Problem requirements
In the material below, list every line carrying the string "organización".

#### Material provided ####

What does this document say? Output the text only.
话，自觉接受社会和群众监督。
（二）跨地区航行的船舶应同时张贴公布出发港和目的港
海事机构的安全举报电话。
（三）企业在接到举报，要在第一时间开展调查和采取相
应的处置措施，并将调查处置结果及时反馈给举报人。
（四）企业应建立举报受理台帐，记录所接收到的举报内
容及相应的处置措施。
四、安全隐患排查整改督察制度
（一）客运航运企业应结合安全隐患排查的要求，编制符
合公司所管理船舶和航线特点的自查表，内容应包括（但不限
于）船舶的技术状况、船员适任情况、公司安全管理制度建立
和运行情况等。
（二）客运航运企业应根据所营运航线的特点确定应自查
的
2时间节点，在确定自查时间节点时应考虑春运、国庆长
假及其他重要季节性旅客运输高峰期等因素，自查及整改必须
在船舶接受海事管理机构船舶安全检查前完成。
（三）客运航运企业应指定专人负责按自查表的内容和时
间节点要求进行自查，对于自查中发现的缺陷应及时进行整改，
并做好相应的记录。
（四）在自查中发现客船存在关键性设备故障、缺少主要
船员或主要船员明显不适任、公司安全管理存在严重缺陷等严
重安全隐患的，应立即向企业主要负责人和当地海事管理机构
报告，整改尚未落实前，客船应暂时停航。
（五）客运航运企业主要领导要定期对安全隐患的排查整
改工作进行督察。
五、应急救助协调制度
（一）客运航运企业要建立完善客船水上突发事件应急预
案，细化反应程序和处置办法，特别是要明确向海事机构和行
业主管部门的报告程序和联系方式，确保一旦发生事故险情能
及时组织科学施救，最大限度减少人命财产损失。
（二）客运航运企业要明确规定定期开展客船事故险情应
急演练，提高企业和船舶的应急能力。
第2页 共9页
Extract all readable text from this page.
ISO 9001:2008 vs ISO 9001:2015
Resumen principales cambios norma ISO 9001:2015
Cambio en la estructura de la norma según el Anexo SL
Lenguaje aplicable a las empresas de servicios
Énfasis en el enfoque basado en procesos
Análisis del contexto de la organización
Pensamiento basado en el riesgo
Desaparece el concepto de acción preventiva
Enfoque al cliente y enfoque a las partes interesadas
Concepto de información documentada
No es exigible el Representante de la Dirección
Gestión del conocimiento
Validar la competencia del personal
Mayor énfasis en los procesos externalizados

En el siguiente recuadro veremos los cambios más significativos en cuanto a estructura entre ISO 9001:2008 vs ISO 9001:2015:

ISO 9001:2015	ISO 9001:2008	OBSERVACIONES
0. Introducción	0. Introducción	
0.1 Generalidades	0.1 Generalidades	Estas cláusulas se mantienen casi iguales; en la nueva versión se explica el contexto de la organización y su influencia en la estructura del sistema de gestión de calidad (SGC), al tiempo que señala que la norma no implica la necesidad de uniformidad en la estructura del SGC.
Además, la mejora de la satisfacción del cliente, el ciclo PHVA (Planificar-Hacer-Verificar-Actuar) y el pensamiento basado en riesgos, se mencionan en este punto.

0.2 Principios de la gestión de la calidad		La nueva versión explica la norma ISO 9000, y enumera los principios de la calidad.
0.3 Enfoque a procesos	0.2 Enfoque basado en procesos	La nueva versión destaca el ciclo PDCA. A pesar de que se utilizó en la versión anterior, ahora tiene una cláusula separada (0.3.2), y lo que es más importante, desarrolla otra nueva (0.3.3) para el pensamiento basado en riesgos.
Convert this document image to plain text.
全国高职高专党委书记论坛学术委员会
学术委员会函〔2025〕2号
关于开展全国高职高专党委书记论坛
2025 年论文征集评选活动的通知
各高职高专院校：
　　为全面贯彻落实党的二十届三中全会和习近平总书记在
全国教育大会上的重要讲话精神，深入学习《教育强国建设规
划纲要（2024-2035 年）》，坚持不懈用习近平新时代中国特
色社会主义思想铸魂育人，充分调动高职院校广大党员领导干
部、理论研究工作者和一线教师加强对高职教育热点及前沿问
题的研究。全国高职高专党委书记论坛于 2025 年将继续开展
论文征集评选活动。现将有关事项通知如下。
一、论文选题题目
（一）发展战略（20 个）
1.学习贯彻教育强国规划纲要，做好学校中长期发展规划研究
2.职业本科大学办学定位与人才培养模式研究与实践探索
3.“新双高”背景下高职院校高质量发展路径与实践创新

####

Response
Análisis del contexto de la organización
0.1 Generalidades	0.1 Generalidades	Estas cláusulas se mantienen casi iguales; en la nueva versión se explica el contexto de la organización y su influencia en la estructura del sistema de gestión de calidad (SGC), al tiempo que señala que la norma no implica la necesidad de uniformidad en la estructura del SGC.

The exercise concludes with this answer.